→ Data in this exercise:

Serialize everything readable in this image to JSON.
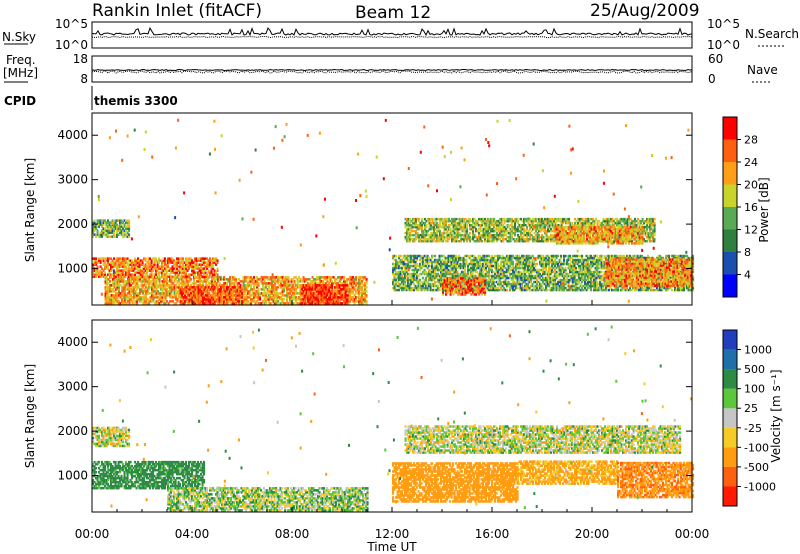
{
  "header": {
    "station": "Rankin Inlet (fitACF)",
    "beam": "Beam 12",
    "date": "25/Aug/2009"
  },
  "nsky_panel": {
    "left_label": "N.Sky",
    "left_ticks": [
      "10^5",
      "10^0"
    ],
    "right_label": "N.Search",
    "right_ticks": [
      "10^5",
      "10^0"
    ]
  },
  "freq_panel": {
    "left_label_1": "Freq.",
    "left_label_2": "[MHz]",
    "left_ticks": [
      "18",
      "8"
    ],
    "right_label": "Nave",
    "right_ticks": [
      "60",
      "0"
    ]
  },
  "cpid_panel": {
    "label": "CPID",
    "mode": "themis 3300"
  },
  "power_scale": {
    "label": "Power [dB]",
    "ticks": [
      "28",
      "24",
      "20",
      "16",
      "12",
      "8",
      "4"
    ],
    "colors": [
      "#0000ff",
      "#1a4fb0",
      "#2f7f3f",
      "#5aaa55",
      "#c8d42c",
      "#ff9e18",
      "#ff6010",
      "#ff0000"
    ]
  },
  "velocity_scale": {
    "label": "Velocity [m s⁻¹]",
    "ticks": [
      "1000",
      "500",
      "100",
      "25",
      "-25",
      "-100",
      "-500",
      "-1000"
    ],
    "colors": [
      "#1f3fbf",
      "#1f6fa8",
      "#2e8b46",
      "#5cc73a",
      "#c6c6c6",
      "#f4cc25",
      "#ff9c10",
      "#ff6010",
      "#ff1a00"
    ]
  },
  "x_axis": {
    "label": "Time UT",
    "ticks": [
      "00:00",
      "04:00",
      "08:00",
      "12:00",
      "16:00",
      "20:00",
      "00:00"
    ]
  },
  "y_axis": {
    "label": "Slant Range [km]",
    "ticks": [
      "4000",
      "3000",
      "2000",
      "1000"
    ]
  },
  "chart_data": [
    {
      "type": "heatmap",
      "name": "power",
      "x": "time UT (hours)",
      "xlim": [
        0,
        24
      ],
      "ylim": [
        180,
        4500
      ],
      "zlim": [
        0,
        32
      ],
      "bands": [
        {
          "t0": 0.5,
          "t1": 11.0,
          "r0": 200,
          "r1": 800,
          "z": 22
        },
        {
          "t0": 0.0,
          "t1": 5.0,
          "r0": 800,
          "r1": 1250,
          "z": 24
        },
        {
          "t0": 0.0,
          "t1": 1.5,
          "r0": 1700,
          "r1": 2100,
          "z": 14
        },
        {
          "t0": 3.5,
          "t1": 6.0,
          "r0": 200,
          "r1": 600,
          "z": 27
        },
        {
          "t0": 8.3,
          "t1": 10.2,
          "r0": 200,
          "r1": 650,
          "z": 29
        },
        {
          "t0": 12.0,
          "t1": 24.0,
          "r0": 500,
          "r1": 1300,
          "z": 14
        },
        {
          "t0": 14.0,
          "t1": 15.7,
          "r0": 400,
          "r1": 800,
          "z": 26
        },
        {
          "t0": 12.5,
          "t1": 22.5,
          "r0": 1600,
          "r1": 2100,
          "z": 16
        },
        {
          "t0": 18.5,
          "t1": 22.0,
          "r0": 1550,
          "r1": 1950,
          "z": 22
        },
        {
          "t0": 20.5,
          "t1": 24.0,
          "r0": 600,
          "r1": 1200,
          "z": 23
        }
      ]
    },
    {
      "type": "heatmap",
      "name": "velocity",
      "x": "time UT (hours)",
      "xlim": [
        0,
        24
      ],
      "ylim": [
        180,
        4500
      ],
      "bands": [
        {
          "t0": 0.0,
          "t1": 1.5,
          "r0": 1650,
          "r1": 2100,
          "v": 0
        },
        {
          "t0": 0.0,
          "t1": 4.5,
          "r0": 700,
          "r1": 1300,
          "v": 200
        },
        {
          "t0": 3.0,
          "t1": 11.0,
          "r0": 200,
          "r1": 700,
          "v": 40
        },
        {
          "t0": 12.0,
          "t1": 17.0,
          "r0": 400,
          "r1": 1300,
          "v": -300
        },
        {
          "t0": 12.5,
          "t1": 23.5,
          "r0": 1500,
          "r1": 2100,
          "v": 0
        },
        {
          "t0": 17.0,
          "t1": 21.0,
          "r0": 800,
          "r1": 1300,
          "v": -150
        },
        {
          "t0": 21.0,
          "t1": 24.0,
          "r0": 500,
          "r1": 1300,
          "v": -450
        }
      ]
    }
  ]
}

→ Task requirements: Print the complete listing exactly as it stands, without its pictures.

→ Output for this task:
Serialize everything readable in this image to JSON.
{
  "header": {
    "station": "Rankin Inlet (fitACF)",
    "beam": "Beam 12",
    "date": "25/Aug/2009"
  },
  "nsky_panel": {
    "left_label": "N.Sky",
    "left_ticks": [
      "10^5",
      "10^0"
    ],
    "right_label": "N.Search",
    "right_ticks": [
      "10^5",
      "10^0"
    ]
  },
  "freq_panel": {
    "left_label_1": "Freq.",
    "left_label_2": "[MHz]",
    "left_ticks": [
      "18",
      "8"
    ],
    "right_label": "Nave",
    "right_ticks": [
      "60",
      "0"
    ]
  },
  "cpid_panel": {
    "label": "CPID",
    "mode": "themis 3300"
  },
  "power_scale": {
    "label": "Power [dB]",
    "ticks": [
      "28",
      "24",
      "20",
      "16",
      "12",
      "8",
      "4"
    ],
    "colors": [
      "#0000ff",
      "#1a4fb0",
      "#2f7f3f",
      "#5aaa55",
      "#c8d42c",
      "#ff9e18",
      "#ff6010",
      "#ff0000"
    ]
  },
  "velocity_scale": {
    "label": "Velocity [m s⁻¹]",
    "ticks": [
      "1000",
      "500",
      "100",
      "25",
      "-25",
      "-100",
      "-500",
      "-1000"
    ],
    "colors": [
      "#1f3fbf",
      "#1f6fa8",
      "#2e8b46",
      "#5cc73a",
      "#c6c6c6",
      "#f4cc25",
      "#ff9c10",
      "#ff6010",
      "#ff1a00"
    ]
  },
  "x_axis": {
    "label": "Time UT",
    "ticks": [
      "00:00",
      "04:00",
      "08:00",
      "12:00",
      "16:00",
      "20:00",
      "00:00"
    ]
  },
  "y_axis": {
    "label": "Slant Range [km]",
    "ticks": [
      "4000",
      "3000",
      "2000",
      "1000"
    ]
  },
  "chart_data": [
    {
      "type": "heatmap",
      "name": "power",
      "x": "time UT (hours)",
      "xlim": [
        0,
        24
      ],
      "ylim": [
        180,
        4500
      ],
      "zlim": [
        0,
        32
      ],
      "bands": [
        {
          "t0": 0.5,
          "t1": 11.0,
          "r0": 200,
          "r1": 800,
          "z": 22
        },
        {
          "t0": 0.0,
          "t1": 5.0,
          "r0": 800,
          "r1": 1250,
          "z": 24
        },
        {
          "t0": 0.0,
          "t1": 1.5,
          "r0": 1700,
          "r1": 2100,
          "z": 14
        },
        {
          "t0": 3.5,
          "t1": 6.0,
          "r0": 200,
          "r1": 600,
          "z": 27
        },
        {
          "t0": 8.3,
          "t1": 10.2,
          "r0": 200,
          "r1": 650,
          "z": 29
        },
        {
          "t0": 12.0,
          "t1": 24.0,
          "r0": 500,
          "r1": 1300,
          "z": 14
        },
        {
          "t0": 14.0,
          "t1": 15.7,
          "r0": 400,
          "r1": 800,
          "z": 26
        },
        {
          "t0": 12.5,
          "t1": 22.5,
          "r0": 1600,
          "r1": 2100,
          "z": 16
        },
        {
          "t0": 18.5,
          "t1": 22.0,
          "r0": 1550,
          "r1": 1950,
          "z": 22
        },
        {
          "t0": 20.5,
          "t1": 24.0,
          "r0": 600,
          "r1": 1200,
          "z": 23
        }
      ]
    },
    {
      "type": "heatmap",
      "name": "velocity",
      "x": "time UT (hours)",
      "xlim": [
        0,
        24
      ],
      "ylim": [
        180,
        4500
      ],
      "bands": [
        {
          "t0": 0.0,
          "t1": 1.5,
          "r0": 1650,
          "r1": 2100,
          "v": 0
        },
        {
          "t0": 0.0,
          "t1": 4.5,
          "r0": 700,
          "r1": 1300,
          "v": 200
        },
        {
          "t0": 3.0,
          "t1": 11.0,
          "r0": 200,
          "r1": 700,
          "v": 40
        },
        {
          "t0": 12.0,
          "t1": 17.0,
          "r0": 400,
          "r1": 1300,
          "v": -300
        },
        {
          "t0": 12.5,
          "t1": 23.5,
          "r0": 1500,
          "r1": 2100,
          "v": 0
        },
        {
          "t0": 17.0,
          "t1": 21.0,
          "r0": 800,
          "r1": 1300,
          "v": -150
        },
        {
          "t0": 21.0,
          "t1": 24.0,
          "r0": 500,
          "r1": 1300,
          "v": -450
        }
      ]
    }
  ]
}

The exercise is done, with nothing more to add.